● EXCERPT PROVIDED:
Hotel asset managers remain positive amid labor concerns

DENVER—In taking the temperature of the current business climate, members of the Hospitality Asset Managers Association recorded a positive outlook among hotel asset managers for the near future, shadowed by rising uncertainty as 2019 approaches.

An internal survey conducted by the organization found more than 40 percent of its members are anticipating a 0- to 2-percent increase in revenue per available room for full-year 2018 versus the 2018 budget, compared to just 10 percent last year. At the same time, more than 60 percent anticipate between seven and 18 months remain in the current RevPAR growth cycle.

Matthew Arrants, ISHC, CHAM, EVP with Pinnacle Advisory Group and a member of the HAMA board of directors, said that despite the optimism in its memberships’ belief that there is still some runway left in RevPAR growth, this year’s outlook was host to more pessimism than in 2017. Most of these concerns are centered around rising labor costs, with more than 90 percent of HAMA members listing labor costs as a concern compared to 70 percent in 2017. These concerns, said Arrants, are rooted in increased union activity, low unemployment numbers and rising hotel supply.

Photo credit: HAMA

Tim Dick, director of the Atlanta office of financial services company Duff & Phelps, and member of HAMA’s board of directors, said many asset managers are anticipating a market correction, but they aren’t sure when it will occur. Labor concerns, he said, are also expected to only increase going into 2019, particularly as minimum wage increases continue to roll out across the industry. Arrants cited Disney’s wage increase to $15 an hour as just one example.

“Why be a housekeeper when [workers] can go and make more an hour in other industries?” Dick said.

Photo credit: HAMA

These rising labor concerns highlight the importance of training and mentorship in hospitality. Later during the conference, Peggy Berg, co-founder of nonprofit consultancy Castell Project, said it is up to hotel leaders to transform the industry into a more desirable place to work. She cited instances of students graduating with hospitality degrees and taking their skills to other industries, rather than keeping them in-house.

“When I talk with women, they say they don’t know about going into the hotel industry because they aren’t sure if they can move ahead if they want to have a family,” Berg said. “If that’s what we are telling women coming into our business, we’re toast.”

Photo credit: HAMA

HAMA’s report also highlighted policies for hotels to pursue to align reservation goals with the interest of owners, with more than 25 percent of respondents calling for shorter room cancellation windows and nearly 40 percent calling for more programs that allow travelers to select their guestroom for a fee.

“These are positive shifts, and we would like to see things get a little closer to the airline model,” Arrants said.

● STORED DATA:
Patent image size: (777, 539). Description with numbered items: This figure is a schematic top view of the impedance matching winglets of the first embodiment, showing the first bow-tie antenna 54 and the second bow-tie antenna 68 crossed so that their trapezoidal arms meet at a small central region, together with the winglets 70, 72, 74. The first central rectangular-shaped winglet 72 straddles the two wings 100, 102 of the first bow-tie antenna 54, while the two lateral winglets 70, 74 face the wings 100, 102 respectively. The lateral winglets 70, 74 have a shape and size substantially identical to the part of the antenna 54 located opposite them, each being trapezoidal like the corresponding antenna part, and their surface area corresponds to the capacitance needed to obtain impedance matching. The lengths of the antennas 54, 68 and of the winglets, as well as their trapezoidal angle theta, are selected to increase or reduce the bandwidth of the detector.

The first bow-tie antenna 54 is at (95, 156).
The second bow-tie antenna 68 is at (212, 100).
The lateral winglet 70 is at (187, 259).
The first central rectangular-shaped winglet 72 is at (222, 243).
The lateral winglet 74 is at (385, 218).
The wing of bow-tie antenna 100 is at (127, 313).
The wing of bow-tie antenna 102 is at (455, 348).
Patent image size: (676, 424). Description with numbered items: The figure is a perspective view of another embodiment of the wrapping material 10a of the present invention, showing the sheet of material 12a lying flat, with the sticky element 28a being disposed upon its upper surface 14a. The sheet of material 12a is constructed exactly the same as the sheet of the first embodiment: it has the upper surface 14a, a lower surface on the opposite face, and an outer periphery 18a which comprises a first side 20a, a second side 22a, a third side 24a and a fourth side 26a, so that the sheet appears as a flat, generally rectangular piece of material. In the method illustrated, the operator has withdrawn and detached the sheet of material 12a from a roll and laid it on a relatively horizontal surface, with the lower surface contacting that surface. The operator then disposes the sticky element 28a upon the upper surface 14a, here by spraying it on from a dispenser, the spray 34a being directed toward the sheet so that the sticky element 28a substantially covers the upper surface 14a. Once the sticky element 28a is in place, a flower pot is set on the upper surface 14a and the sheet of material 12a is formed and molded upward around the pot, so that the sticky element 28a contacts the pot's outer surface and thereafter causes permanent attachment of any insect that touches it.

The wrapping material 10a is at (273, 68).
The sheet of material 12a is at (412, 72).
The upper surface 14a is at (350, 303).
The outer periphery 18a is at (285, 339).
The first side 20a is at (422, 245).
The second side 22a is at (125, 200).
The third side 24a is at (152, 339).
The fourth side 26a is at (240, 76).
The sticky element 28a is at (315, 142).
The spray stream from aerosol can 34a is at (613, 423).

● PROMPT: Please reproduce the stretch of the article on hotel asset managers from "These rising labor" through "keeping them in-house.". The entries have no connection to the article on hotel asset managers.

● RESPONSE BOX:
These rising labor concerns highlight the importance of training and mentorship in hospitality. Later during the conference, Peggy Berg, co-founder of nonprofit consultancy Castell Project, said it is up to hotel leaders to transform the industry into a more desirable place to work. She cited instances of students graduating with hospitality degrees and taking their skills to other industries, rather than keeping them in-house.